+++ Data section +++

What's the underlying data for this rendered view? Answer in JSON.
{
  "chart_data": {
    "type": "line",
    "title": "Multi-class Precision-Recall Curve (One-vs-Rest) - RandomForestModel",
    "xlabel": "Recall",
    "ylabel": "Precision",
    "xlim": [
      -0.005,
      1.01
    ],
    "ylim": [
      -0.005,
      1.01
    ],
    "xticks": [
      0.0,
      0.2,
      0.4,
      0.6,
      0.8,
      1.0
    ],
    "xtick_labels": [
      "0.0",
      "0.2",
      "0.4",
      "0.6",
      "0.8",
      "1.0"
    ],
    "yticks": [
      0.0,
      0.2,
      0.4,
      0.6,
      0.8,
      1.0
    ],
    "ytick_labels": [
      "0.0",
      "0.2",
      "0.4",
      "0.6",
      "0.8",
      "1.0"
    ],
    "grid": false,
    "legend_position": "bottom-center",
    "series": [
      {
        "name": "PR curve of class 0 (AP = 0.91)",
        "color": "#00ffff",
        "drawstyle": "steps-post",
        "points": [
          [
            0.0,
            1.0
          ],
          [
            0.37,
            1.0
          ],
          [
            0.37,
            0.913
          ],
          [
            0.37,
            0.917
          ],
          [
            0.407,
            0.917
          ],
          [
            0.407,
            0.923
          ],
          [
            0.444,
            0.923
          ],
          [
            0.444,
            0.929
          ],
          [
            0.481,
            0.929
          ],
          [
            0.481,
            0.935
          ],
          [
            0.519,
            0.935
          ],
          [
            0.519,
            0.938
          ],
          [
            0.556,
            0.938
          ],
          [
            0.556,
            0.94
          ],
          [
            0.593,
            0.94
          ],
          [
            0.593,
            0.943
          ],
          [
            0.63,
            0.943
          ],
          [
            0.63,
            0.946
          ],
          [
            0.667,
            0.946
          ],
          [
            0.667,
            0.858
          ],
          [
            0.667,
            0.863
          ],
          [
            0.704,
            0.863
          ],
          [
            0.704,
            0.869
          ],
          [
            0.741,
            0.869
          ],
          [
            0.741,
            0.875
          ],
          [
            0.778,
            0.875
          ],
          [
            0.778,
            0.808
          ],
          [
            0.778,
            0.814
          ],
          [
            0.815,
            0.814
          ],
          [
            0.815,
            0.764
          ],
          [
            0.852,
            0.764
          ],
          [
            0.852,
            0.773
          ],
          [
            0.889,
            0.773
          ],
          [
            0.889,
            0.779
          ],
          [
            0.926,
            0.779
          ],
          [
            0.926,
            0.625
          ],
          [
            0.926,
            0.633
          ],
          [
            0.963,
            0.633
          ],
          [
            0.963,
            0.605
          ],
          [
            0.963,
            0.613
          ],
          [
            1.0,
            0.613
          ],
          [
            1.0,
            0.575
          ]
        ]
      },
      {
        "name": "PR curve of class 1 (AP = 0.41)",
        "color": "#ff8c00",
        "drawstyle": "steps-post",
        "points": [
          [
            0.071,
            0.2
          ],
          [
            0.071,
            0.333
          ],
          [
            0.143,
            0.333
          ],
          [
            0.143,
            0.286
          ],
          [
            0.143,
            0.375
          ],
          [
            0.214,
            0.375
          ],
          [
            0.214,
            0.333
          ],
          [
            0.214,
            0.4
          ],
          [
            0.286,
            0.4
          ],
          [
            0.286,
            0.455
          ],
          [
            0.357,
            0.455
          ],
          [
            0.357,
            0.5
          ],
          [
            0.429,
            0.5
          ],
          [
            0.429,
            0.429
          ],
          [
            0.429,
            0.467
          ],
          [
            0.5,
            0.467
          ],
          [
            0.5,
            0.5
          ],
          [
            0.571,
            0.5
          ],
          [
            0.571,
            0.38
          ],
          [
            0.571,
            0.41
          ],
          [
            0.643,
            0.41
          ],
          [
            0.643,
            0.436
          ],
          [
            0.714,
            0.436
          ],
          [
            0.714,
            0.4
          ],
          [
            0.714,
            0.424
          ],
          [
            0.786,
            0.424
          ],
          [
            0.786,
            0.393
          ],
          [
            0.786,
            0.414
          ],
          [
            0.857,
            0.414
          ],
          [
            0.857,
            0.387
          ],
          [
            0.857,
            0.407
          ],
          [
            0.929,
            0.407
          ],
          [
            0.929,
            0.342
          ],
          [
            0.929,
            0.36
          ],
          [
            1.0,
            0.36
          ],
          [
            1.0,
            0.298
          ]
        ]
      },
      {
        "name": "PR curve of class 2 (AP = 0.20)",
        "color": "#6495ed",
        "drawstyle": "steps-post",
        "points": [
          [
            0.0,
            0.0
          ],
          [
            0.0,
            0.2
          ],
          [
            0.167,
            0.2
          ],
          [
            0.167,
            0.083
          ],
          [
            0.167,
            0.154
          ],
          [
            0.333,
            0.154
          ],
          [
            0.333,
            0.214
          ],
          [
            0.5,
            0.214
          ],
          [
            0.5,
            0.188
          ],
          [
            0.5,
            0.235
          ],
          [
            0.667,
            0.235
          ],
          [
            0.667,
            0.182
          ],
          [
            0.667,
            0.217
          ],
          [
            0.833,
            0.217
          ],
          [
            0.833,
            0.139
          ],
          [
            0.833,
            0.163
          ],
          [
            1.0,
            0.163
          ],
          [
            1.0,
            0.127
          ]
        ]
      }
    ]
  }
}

+++

### Task statement
Output the lines above verbatim and in full.

### Response to this exercise
What's the underlying data for this rendered view? Answer in JSON.
{
  "chart_data": {
    "type": "line",
    "title": "Multi-class Precision-Recall Curve (One-vs-Rest) - RandomForestModel",
    "xlabel": "Recall",
    "ylabel": "Precision",
    "xlim": [
      -0.005,
      1.01
    ],
    "ylim": [
      -0.005,
      1.01
    ],
    "xticks": [
      0.0,
      0.2,
      0.4,
      0.6,
      0.8,
      1.0
    ],
    "xtick_labels": [
      "0.0",
      "0.2",
      "0.4",
      "0.6",
      "0.8",
      "1.0"
    ],
    "yticks": [
      0.0,
      0.2,
      0.4,
      0.6,
      0.8,
      1.0
    ],
    "ytick_labels": [
      "0.0",
      "0.2",
      "0.4",
      "0.6",
      "0.8",
      "1.0"
    ],
    "grid": false,
    "legend_position": "bottom-center",
    "series": [
      {
        "name": "PR curve of class 0 (AP = 0.91)",
        "color": "#00ffff",
        "drawstyle": "steps-post",
        "points": [
          [
            0.0,
            1.0
          ],
          [
            0.37,
            1.0
          ],
          [
            0.37,
            0.913
          ],
          [
            0.37,
            0.917
          ],
          [
            0.407,
            0.917
          ],
          [
            0.407,
            0.923
          ],
          [
            0.444,
            0.923
          ],
          [
            0.444,
            0.929
          ],
          [
            0.481,
            0.929
          ],
          [
            0.481,
            0.935
          ],
          [
            0.519,
            0.935
          ],
          [
            0.519,
            0.938
          ],
          [
            0.556,
            0.938
          ],
          [
            0.556,
            0.94
          ],
          [
            0.593,
            0.94
          ],
          [
            0.593,
            0.943
          ],
          [
            0.63,
            0.943
          ],
          [
            0.63,
            0.946
          ],
          [
            0.667,
            0.946
          ],
          [
            0.667,
            0.858
          ],
          [
            0.667,
            0.863
          ],
          [
            0.704,
            0.863
          ],
          [
            0.704,
            0.869
          ],
          [
            0.741,
            0.869
          ],
          [
            0.741,
            0.875
          ],
          [
            0.778,
            0.875
          ],
          [
            0.778,
            0.808
          ],
          [
            0.778,
            0.814
          ],
          [
            0.815,
            0.814
          ],
          [
            0.815,
            0.764
          ],
          [
            0.852,
            0.764
          ],
          [
            0.852,
            0.773
          ],
          [
            0.889,
            0.773
          ],
          [
            0.889,
            0.779
          ],
          [
            0.926,
            0.779
          ],
          [
            0.926,
            0.625
          ],
          [
            0.926,
            0.633
          ],
          [
            0.963,
            0.633
          ],
          [
            0.963,
            0.605
          ],
          [
            0.963,
            0.613
          ],
          [
            1.0,
            0.613
          ],
          [
            1.0,
            0.575
          ]
        ]
      },
      {
        "name": "PR curve of class 1 (AP = 0.41)",
        "color": "#ff8c00",
        "drawstyle": "steps-post",
        "points": [
          [
            0.071,
            0.2
          ],
          [
            0.071,
            0.333
          ],
          [
            0.143,
            0.333
          ],
          [
            0.143,
            0.286
          ],
          [
            0.143,
            0.375
          ],
          [
            0.214,
            0.375
          ],
          [
            0.214,
            0.333
          ],
          [
            0.214,
            0.4
          ],
          [
            0.286,
            0.4
          ],
          [
            0.286,
            0.455
          ],
          [
            0.357,
            0.455
          ],
          [
            0.357,
            0.5
          ],
          [
            0.429,
            0.5
          ],
          [
            0.429,
            0.429
          ],
          [
            0.429,
            0.467
          ],
          [
            0.5,
            0.467
          ],
          [
            0.5,
            0.5
          ],
          [
            0.571,
            0.5
          ],
          [
            0.571,
            0.38
          ],
          [
            0.571,
            0.41
          ],
          [
            0.643,
            0.41
          ],
          [
            0.643,
            0.436
          ],
          [
            0.714,
            0.436
          ],
          [
            0.714,
            0.4
          ],
          [
            0.714,
            0.424
          ],
          [
            0.786,
            0.424
          ],
          [
            0.786,
            0.393
          ],
          [
            0.786,
            0.414
          ],
          [
            0.857,
            0.414
          ],
          [
            0.857,
            0.387
          ],
          [
            0.857,
            0.407
          ],
          [
            0.929,
            0.407
          ],
          [
            0.929,
            0.342
          ],
          [
            0.929,
            0.36
          ],
          [
            1.0,
            0.36
          ],
          [
            1.0,
            0.298
          ]
        ]
      },
      {
        "name": "PR curve of class 2 (AP = 0.20)",
        "color": "#6495ed",
        "drawstyle": "steps-post",
        "points": [
          [
            0.0,
            0.0
          ],
          [
            0.0,
            0.2
          ],
          [
            0.167,
            0.2
          ],
          [
            0.167,
            0.083
          ],
          [
            0.167,
            0.154
          ],
          [
            0.333,
            0.154
          ],
          [
            0.333,
            0.214
          ],
          [
            0.5,
            0.214
          ],
          [
            0.5,
            0.188
          ],
          [
            0.5,
            0.235
          ],
          [
            0.667,
            0.235
          ],
          [
            0.667,
            0.182
          ],
          [
            0.667,
            0.217
          ],
          [
            0.833,
            0.217
          ],
          [
            0.833,
            0.139
          ],
          [
            0.833,
            0.163
          ],
          [
            1.0,
            0.163
          ],
          [
            1.0,
            0.127
          ]
        ]
      }
    ]
  }
}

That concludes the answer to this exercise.